- _TASK DIRECTIONS_: Return a copy of each line that holds the string "Rachel".

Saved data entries
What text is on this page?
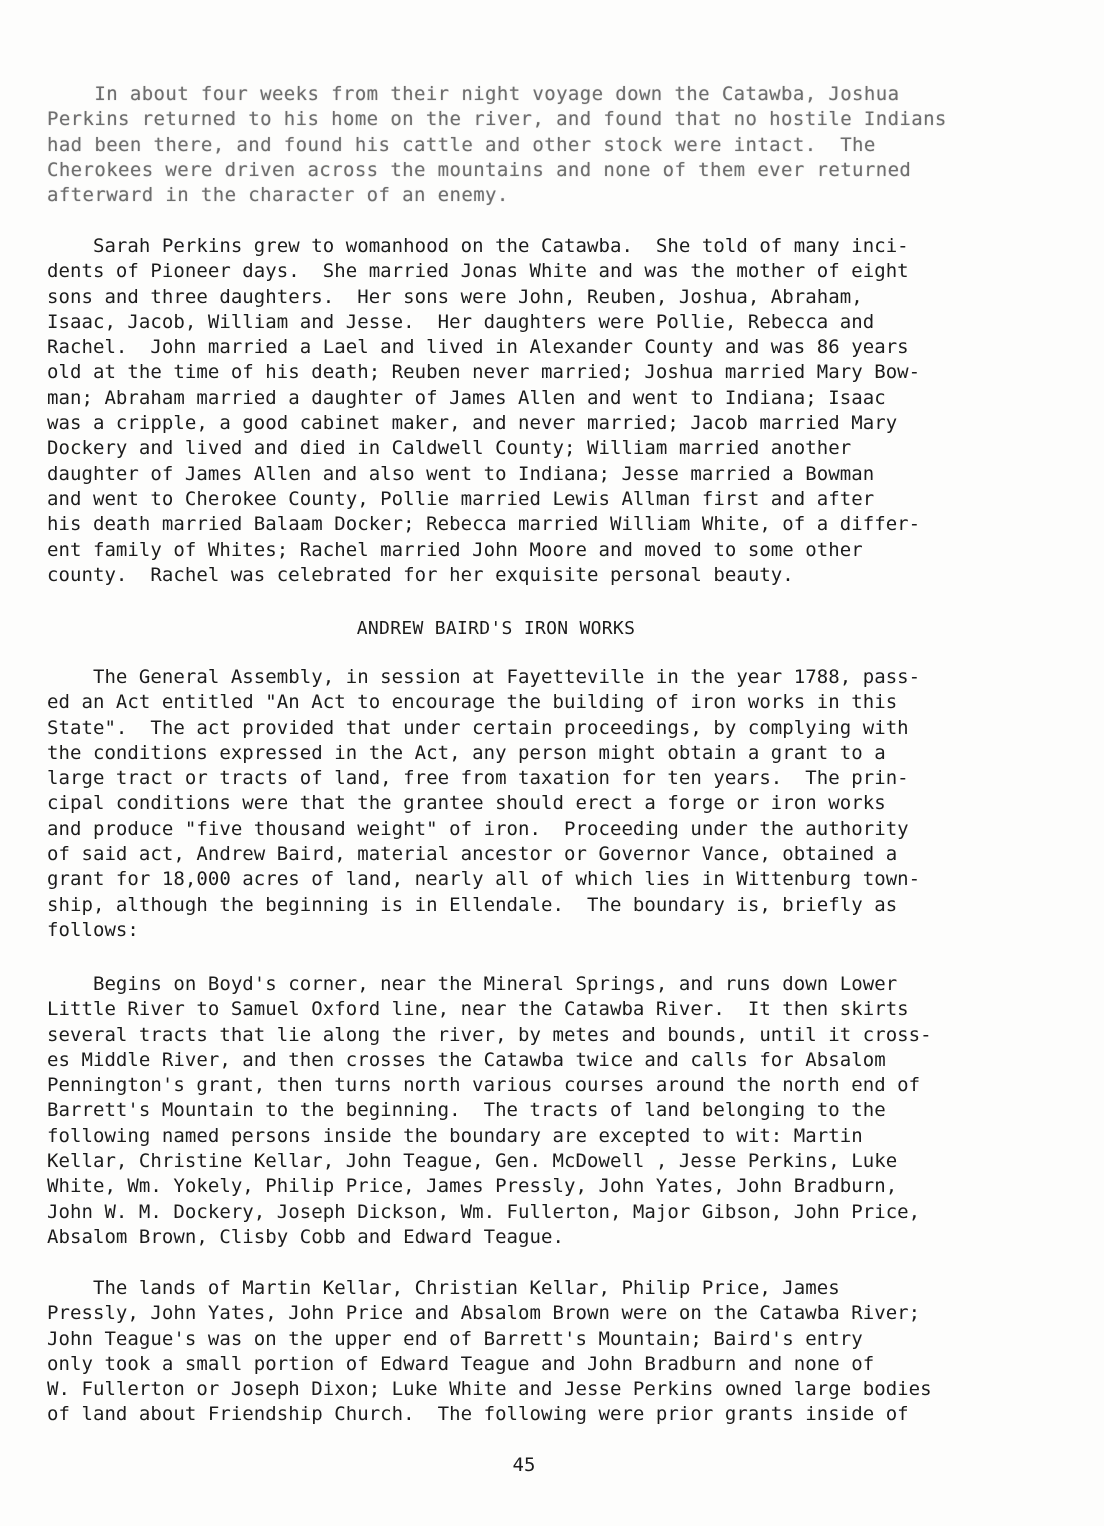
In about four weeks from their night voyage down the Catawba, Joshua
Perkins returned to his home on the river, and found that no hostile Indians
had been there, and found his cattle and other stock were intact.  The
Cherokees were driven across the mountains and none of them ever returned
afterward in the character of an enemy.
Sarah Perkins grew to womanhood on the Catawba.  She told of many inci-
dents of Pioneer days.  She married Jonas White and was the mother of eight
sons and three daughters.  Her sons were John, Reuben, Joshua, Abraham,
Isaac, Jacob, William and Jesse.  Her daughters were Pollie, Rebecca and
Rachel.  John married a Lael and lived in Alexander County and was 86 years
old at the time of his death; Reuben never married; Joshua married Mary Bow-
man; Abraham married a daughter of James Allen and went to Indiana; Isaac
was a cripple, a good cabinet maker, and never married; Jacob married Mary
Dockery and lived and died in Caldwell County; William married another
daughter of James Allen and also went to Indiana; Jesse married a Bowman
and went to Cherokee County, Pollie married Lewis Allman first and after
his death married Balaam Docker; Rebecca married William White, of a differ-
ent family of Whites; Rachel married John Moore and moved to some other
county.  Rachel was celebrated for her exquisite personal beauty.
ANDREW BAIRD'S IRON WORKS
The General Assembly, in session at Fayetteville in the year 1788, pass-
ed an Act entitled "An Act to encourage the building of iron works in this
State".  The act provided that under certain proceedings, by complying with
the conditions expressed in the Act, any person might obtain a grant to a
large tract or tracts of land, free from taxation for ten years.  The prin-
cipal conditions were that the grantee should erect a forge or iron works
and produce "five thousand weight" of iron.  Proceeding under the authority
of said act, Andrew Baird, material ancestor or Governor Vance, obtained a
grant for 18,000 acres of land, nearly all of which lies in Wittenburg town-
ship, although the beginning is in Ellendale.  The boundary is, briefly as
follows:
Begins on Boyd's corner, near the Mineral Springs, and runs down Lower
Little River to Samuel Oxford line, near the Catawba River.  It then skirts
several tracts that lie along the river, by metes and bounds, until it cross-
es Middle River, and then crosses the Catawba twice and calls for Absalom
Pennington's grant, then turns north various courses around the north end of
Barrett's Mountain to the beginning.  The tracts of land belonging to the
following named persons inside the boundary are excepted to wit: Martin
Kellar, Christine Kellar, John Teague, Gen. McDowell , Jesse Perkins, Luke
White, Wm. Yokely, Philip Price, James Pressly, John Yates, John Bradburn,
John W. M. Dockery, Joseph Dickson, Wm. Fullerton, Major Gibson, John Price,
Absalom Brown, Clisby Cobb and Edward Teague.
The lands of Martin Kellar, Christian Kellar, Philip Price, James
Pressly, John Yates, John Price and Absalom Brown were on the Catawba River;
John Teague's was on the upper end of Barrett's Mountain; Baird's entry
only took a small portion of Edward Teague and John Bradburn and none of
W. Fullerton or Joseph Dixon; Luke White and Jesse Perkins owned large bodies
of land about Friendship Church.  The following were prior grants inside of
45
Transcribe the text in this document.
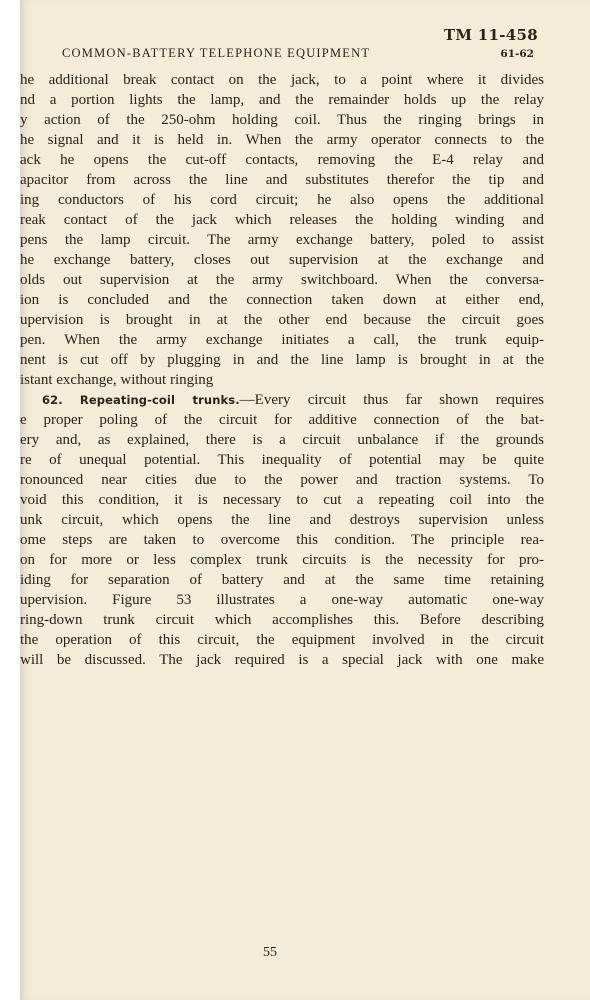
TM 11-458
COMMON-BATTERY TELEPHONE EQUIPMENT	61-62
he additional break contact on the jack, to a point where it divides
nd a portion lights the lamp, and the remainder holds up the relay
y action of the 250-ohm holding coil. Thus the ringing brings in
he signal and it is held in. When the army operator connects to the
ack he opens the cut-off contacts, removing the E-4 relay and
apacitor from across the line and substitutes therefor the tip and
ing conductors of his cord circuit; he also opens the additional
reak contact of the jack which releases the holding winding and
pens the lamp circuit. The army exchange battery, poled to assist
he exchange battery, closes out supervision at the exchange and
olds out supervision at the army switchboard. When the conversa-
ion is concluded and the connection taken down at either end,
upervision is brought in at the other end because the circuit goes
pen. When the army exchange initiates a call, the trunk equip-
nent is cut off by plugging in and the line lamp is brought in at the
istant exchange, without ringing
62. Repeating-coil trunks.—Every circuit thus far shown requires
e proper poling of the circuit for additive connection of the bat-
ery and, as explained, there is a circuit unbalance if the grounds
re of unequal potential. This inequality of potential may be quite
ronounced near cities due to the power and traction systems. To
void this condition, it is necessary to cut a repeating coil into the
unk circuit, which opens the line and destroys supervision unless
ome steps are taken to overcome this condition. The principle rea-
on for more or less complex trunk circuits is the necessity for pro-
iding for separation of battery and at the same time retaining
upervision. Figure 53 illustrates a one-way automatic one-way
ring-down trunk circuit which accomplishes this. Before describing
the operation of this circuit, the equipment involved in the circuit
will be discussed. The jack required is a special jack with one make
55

...

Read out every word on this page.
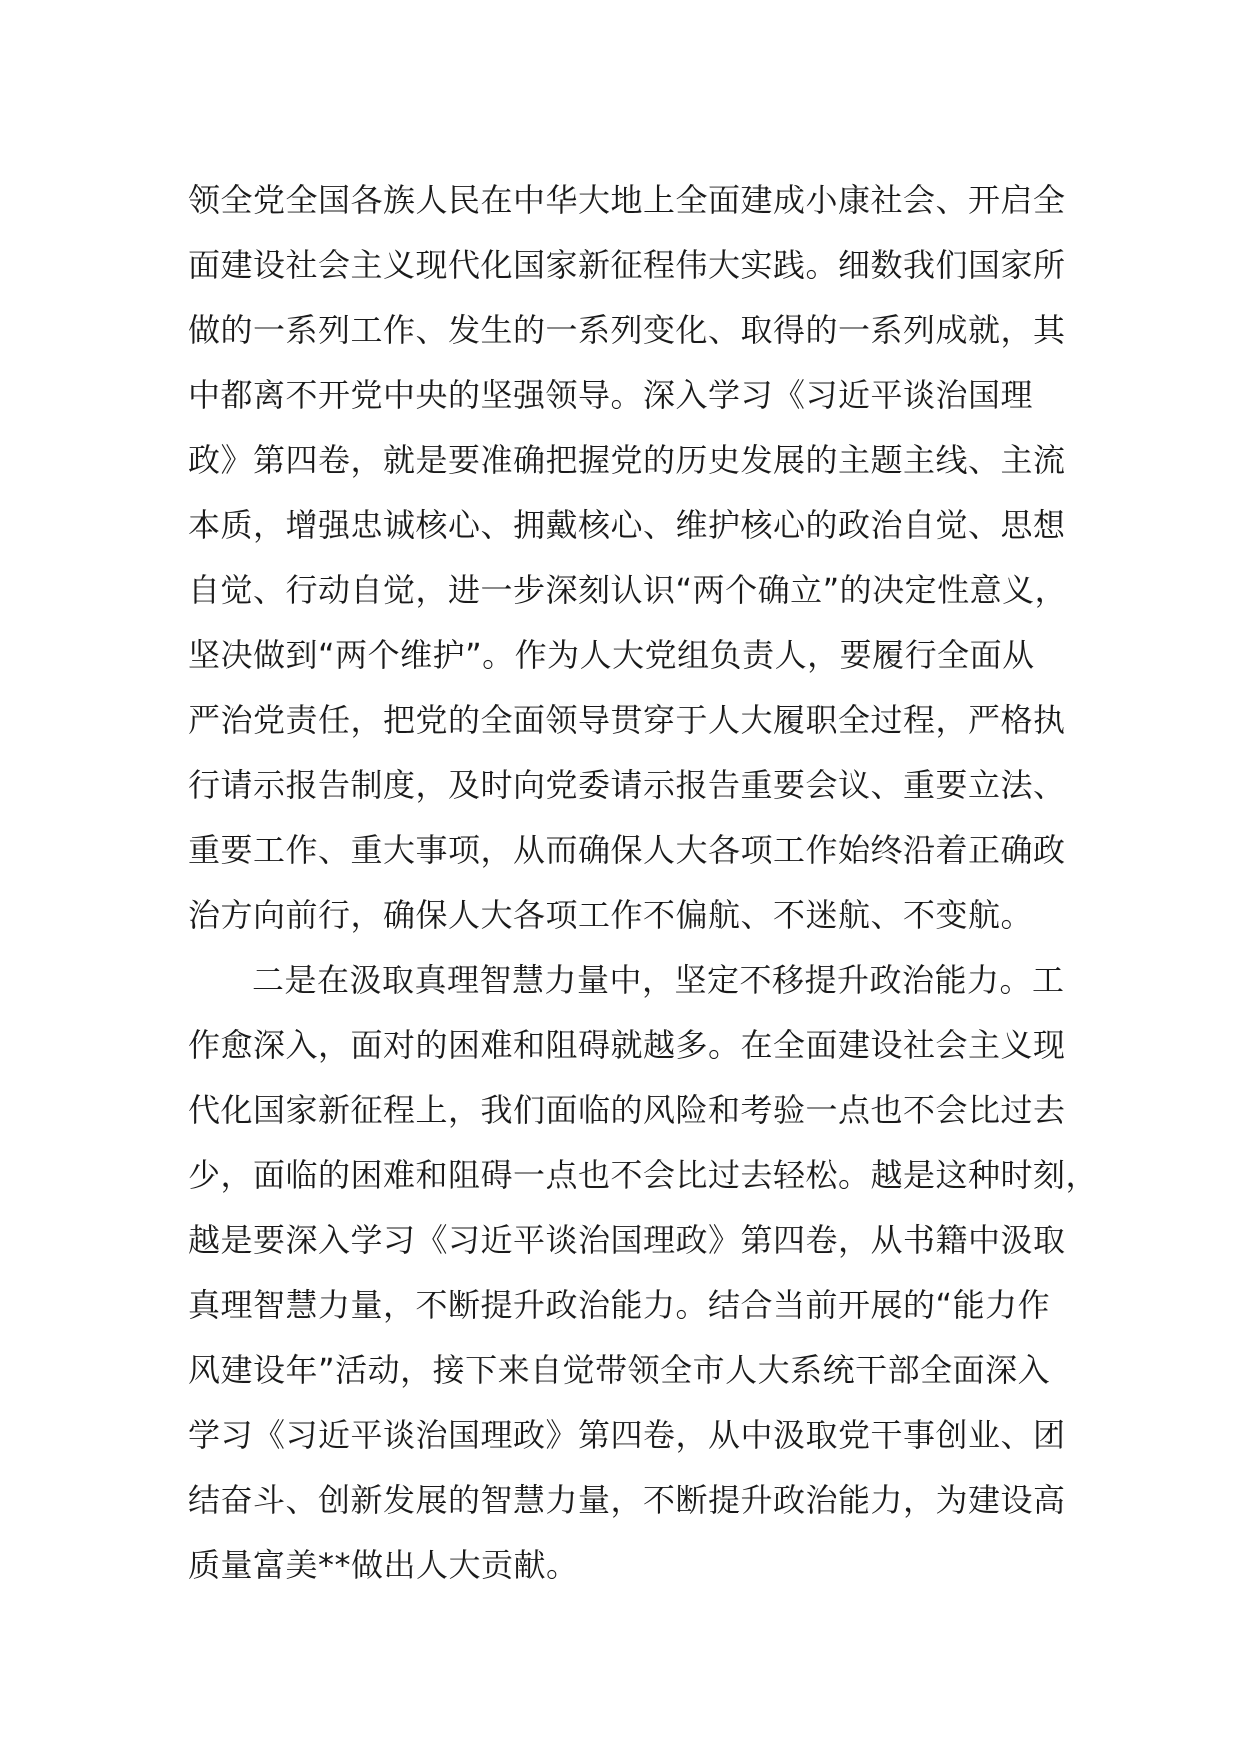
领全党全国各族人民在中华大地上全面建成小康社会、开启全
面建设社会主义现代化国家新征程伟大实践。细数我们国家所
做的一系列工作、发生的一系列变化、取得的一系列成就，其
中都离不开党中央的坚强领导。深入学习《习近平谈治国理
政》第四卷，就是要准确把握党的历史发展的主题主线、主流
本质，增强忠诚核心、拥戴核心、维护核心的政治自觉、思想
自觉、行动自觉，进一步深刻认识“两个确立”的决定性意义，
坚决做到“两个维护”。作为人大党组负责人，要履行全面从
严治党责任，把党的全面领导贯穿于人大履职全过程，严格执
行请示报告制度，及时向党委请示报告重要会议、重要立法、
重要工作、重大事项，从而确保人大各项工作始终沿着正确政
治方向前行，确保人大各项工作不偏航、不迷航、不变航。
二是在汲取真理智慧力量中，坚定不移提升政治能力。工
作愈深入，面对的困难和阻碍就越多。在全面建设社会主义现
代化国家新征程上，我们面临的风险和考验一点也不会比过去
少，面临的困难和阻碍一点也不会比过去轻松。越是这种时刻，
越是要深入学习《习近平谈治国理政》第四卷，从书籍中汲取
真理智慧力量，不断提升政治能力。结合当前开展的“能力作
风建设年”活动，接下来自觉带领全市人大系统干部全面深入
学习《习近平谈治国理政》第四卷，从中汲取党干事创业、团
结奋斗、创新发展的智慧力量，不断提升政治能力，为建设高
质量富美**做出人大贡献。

- _FINAL RESULT_:
Rachel.  John married a Lael and lived in Alexander County and was 86 years
ent family of Whites; Rachel married John Moore and moved to some other
county.  Rachel was celebrated for her exquisite personal beauty.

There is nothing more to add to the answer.